## Begin Input
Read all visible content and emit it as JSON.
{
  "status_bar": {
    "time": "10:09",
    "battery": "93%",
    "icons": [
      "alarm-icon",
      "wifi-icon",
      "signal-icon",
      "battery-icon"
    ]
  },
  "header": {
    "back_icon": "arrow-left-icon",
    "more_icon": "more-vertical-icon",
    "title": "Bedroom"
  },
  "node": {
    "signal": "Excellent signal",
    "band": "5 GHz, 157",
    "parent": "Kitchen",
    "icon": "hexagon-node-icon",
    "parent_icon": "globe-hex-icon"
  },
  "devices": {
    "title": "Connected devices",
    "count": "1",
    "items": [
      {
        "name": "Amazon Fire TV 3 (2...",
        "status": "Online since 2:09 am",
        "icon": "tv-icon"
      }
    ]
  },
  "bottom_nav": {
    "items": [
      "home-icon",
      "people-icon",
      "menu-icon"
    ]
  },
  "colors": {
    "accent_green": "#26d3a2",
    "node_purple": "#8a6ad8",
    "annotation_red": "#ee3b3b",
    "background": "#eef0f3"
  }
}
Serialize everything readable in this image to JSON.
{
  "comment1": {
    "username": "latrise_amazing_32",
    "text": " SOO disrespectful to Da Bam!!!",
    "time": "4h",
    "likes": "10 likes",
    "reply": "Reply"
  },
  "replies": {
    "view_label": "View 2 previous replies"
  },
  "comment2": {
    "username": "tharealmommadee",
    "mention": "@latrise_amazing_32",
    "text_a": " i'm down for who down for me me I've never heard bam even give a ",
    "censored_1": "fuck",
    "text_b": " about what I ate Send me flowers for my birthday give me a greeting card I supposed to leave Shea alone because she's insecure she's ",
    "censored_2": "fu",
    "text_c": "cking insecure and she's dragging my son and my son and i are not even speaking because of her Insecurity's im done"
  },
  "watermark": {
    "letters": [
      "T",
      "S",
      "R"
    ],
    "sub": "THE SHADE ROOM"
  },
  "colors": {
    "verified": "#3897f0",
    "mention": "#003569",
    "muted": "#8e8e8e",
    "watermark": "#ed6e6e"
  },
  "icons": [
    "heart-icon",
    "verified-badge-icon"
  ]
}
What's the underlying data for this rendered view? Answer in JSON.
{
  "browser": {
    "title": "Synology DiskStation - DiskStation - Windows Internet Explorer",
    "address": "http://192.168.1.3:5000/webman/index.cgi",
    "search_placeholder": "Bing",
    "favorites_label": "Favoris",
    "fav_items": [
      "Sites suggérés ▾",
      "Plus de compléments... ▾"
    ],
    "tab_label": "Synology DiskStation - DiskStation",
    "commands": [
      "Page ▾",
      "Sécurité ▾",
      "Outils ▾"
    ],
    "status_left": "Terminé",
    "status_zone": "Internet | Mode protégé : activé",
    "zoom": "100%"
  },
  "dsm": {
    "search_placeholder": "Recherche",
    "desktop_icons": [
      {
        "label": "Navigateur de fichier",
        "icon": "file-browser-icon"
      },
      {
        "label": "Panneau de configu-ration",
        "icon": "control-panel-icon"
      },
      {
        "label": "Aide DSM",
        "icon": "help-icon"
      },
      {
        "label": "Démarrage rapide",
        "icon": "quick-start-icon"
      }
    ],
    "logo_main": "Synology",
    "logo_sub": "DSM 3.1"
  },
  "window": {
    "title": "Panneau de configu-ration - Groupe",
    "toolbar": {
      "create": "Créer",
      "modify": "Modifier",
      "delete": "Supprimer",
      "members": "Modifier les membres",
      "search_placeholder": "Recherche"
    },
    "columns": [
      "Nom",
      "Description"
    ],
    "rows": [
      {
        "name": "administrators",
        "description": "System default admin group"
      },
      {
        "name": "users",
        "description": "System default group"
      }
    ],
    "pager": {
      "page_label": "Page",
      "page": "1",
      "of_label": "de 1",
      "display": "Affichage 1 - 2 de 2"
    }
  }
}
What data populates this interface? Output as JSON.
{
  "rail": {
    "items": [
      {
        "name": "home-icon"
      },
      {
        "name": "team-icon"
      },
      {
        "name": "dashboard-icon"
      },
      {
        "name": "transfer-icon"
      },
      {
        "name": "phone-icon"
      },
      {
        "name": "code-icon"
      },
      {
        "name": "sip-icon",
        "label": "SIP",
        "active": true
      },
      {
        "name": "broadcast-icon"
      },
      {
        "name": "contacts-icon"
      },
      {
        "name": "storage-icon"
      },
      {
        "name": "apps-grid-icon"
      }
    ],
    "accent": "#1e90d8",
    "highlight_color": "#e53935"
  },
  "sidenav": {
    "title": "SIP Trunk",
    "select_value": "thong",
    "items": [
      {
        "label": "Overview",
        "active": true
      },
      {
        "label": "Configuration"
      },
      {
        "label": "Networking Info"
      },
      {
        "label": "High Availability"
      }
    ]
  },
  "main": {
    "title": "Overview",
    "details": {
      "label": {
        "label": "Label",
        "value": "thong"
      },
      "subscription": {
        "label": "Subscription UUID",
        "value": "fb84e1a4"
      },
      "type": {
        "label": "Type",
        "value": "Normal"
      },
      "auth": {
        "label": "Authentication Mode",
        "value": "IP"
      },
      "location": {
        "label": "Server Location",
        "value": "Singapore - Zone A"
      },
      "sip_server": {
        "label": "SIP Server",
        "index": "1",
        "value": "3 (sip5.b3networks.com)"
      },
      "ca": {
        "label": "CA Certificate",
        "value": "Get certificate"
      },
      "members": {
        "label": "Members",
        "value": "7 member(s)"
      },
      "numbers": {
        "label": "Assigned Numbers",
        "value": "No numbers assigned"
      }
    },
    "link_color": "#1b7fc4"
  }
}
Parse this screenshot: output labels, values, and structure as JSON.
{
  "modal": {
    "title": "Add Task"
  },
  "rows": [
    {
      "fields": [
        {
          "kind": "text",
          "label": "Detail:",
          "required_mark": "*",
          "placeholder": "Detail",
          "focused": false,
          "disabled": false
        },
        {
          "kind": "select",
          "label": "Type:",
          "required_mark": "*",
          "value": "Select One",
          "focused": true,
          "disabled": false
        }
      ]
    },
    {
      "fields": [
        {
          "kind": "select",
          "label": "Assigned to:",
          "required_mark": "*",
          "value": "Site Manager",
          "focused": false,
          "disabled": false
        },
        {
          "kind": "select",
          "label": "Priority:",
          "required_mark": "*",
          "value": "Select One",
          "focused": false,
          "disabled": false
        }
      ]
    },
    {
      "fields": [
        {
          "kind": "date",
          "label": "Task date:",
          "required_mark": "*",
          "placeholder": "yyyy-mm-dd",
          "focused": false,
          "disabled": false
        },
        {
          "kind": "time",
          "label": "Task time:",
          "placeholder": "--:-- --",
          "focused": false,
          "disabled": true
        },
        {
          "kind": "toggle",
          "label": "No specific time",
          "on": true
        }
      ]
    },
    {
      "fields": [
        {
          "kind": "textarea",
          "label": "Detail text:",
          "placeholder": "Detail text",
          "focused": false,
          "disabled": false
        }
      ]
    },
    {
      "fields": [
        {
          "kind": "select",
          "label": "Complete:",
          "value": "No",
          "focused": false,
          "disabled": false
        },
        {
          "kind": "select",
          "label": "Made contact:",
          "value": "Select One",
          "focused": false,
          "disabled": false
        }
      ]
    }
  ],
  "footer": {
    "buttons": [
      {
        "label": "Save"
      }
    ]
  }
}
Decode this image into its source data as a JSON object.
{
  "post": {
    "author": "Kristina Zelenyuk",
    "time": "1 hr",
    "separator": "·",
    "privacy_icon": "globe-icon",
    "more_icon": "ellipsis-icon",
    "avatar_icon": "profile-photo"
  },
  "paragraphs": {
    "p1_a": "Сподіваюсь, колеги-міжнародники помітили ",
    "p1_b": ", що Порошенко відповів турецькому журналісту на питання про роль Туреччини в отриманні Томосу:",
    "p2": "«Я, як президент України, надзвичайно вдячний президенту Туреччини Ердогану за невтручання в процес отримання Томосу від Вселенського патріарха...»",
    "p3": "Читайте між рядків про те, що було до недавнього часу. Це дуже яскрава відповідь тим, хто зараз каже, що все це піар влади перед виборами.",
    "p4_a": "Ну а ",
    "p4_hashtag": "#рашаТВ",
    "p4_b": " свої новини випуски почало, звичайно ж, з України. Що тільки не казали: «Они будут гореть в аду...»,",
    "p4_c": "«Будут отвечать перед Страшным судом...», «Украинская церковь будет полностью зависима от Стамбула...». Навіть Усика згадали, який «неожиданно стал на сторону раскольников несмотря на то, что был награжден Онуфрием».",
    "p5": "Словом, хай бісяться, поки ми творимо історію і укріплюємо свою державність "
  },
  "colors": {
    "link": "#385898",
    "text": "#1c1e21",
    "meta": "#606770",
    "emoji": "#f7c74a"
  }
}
## End Input
Work to do. Filter the records down to the lines that contain the string "time", and copy those lines.

Exercise solution.
    "time": "10:09",
    "time": "4h",
          "kind": "time",
          "label": "Task time:",
          "label": "No specific time",
    "time": "1 hr",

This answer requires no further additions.